Task to carry out
Check each line of the listing below for the string "integer", and give only how many lines hold it.

Data rows
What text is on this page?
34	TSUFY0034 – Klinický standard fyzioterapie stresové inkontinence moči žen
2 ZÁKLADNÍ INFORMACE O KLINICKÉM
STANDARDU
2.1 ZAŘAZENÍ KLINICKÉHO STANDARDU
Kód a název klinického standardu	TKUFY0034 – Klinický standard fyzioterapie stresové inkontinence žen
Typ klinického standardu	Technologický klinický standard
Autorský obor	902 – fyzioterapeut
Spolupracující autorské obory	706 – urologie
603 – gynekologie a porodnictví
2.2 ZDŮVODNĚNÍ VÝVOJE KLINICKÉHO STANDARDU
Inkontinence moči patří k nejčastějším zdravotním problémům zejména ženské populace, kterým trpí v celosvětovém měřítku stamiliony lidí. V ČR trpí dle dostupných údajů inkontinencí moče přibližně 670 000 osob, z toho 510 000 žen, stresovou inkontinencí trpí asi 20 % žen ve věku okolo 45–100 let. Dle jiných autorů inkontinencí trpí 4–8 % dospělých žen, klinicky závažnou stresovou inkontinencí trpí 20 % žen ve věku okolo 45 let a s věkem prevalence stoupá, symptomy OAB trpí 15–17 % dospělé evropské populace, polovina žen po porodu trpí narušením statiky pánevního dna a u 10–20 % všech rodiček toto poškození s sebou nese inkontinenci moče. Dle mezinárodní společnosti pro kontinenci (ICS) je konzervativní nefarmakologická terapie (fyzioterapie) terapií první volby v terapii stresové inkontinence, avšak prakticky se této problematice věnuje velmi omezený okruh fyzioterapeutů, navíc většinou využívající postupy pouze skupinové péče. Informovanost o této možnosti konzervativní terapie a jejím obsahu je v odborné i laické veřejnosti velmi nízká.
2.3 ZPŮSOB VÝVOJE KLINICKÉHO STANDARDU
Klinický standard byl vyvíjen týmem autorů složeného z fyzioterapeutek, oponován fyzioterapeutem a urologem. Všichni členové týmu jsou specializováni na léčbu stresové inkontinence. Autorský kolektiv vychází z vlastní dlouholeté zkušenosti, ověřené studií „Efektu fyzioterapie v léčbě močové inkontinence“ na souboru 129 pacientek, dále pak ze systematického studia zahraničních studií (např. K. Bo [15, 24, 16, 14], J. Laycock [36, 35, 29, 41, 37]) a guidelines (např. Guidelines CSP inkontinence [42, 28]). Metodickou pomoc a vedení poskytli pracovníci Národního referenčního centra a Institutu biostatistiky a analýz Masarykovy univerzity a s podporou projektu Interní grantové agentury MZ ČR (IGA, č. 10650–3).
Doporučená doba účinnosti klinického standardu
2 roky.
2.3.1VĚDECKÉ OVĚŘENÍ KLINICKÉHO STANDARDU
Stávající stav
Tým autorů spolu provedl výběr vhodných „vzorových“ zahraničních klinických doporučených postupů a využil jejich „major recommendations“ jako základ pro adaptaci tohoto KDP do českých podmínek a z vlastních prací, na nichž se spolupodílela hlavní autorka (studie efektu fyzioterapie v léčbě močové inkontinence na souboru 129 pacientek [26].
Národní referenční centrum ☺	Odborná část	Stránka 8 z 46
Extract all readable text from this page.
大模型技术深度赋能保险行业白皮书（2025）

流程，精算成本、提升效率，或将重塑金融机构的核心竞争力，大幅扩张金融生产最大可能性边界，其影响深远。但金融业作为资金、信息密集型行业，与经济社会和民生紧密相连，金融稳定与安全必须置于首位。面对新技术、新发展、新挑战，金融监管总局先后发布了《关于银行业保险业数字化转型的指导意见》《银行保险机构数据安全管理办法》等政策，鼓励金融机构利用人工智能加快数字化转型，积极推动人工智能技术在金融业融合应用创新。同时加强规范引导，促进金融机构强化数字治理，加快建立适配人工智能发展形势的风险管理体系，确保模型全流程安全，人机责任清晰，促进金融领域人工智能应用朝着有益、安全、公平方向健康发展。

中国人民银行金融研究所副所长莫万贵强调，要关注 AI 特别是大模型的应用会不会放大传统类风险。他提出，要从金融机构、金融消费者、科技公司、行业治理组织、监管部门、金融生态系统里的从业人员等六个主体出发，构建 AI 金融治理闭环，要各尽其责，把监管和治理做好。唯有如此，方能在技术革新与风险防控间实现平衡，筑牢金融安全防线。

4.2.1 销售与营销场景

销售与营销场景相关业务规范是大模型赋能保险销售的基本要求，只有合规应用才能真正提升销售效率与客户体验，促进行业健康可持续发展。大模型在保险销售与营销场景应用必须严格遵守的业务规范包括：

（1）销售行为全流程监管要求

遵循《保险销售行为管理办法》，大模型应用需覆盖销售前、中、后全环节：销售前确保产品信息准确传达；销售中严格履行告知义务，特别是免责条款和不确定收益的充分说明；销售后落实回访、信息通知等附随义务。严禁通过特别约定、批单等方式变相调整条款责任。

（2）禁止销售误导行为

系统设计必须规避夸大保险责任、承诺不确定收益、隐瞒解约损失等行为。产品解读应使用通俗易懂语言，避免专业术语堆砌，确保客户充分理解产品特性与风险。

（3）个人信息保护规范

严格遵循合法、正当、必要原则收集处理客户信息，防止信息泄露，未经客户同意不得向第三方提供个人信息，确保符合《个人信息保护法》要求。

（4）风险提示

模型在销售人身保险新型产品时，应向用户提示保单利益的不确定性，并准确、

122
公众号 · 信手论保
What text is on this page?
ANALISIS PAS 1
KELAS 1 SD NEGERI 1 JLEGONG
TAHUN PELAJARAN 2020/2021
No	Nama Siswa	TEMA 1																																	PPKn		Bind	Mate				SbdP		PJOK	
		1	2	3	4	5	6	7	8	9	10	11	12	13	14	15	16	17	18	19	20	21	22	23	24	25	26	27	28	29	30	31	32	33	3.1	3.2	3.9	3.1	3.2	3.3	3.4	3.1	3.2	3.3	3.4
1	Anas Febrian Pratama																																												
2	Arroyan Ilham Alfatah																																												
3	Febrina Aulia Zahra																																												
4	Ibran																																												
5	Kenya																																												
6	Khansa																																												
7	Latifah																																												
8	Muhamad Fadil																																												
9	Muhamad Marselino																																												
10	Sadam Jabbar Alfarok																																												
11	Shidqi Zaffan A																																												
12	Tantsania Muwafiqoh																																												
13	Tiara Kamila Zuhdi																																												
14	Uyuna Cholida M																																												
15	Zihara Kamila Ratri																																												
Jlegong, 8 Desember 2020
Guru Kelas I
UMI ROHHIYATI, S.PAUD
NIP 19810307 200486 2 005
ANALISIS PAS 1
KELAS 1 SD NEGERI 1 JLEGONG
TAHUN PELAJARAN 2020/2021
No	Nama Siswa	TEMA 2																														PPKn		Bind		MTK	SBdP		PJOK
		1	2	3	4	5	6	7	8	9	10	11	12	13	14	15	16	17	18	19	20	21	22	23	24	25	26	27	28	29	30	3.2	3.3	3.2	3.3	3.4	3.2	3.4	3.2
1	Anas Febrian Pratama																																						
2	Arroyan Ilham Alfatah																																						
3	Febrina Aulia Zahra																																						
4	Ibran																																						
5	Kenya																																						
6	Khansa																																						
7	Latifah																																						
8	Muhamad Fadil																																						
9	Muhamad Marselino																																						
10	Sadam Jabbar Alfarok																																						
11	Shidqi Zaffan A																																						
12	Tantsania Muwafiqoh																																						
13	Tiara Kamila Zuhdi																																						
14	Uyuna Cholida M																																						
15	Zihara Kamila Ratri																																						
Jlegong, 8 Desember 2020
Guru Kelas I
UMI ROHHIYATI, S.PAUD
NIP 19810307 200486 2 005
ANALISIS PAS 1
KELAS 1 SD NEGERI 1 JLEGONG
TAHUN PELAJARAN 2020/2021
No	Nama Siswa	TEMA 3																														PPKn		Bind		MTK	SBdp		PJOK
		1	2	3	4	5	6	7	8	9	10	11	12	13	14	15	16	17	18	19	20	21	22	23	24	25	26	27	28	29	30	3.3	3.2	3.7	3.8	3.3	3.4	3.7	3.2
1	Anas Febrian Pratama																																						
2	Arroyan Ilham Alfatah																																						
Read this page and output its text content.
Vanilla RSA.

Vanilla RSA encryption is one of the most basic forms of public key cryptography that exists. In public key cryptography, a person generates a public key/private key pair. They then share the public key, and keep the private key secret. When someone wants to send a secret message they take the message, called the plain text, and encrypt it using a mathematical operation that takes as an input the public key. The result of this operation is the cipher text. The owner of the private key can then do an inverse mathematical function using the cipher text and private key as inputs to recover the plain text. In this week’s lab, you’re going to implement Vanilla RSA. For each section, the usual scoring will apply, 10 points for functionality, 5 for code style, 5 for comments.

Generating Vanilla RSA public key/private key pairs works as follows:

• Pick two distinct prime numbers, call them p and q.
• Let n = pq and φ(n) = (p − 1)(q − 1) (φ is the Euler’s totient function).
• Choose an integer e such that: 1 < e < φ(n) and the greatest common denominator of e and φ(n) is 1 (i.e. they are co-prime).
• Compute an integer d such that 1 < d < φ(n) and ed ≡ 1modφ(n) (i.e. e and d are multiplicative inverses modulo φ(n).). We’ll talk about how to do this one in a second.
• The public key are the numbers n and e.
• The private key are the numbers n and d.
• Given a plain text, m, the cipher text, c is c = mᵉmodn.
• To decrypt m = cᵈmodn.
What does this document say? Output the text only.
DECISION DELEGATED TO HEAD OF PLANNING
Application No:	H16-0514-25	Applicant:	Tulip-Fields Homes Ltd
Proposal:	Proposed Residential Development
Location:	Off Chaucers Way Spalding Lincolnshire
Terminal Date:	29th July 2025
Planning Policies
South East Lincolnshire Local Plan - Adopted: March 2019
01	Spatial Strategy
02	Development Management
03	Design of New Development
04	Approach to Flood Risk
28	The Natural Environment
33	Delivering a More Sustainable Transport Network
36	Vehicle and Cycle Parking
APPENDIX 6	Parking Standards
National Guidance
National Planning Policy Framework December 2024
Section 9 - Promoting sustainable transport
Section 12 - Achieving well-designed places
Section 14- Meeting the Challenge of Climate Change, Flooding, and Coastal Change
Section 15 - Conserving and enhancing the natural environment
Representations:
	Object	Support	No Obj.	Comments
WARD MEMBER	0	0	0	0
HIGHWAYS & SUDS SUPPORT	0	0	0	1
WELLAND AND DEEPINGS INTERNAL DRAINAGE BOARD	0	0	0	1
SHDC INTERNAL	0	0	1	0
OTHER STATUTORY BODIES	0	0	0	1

Task answer
2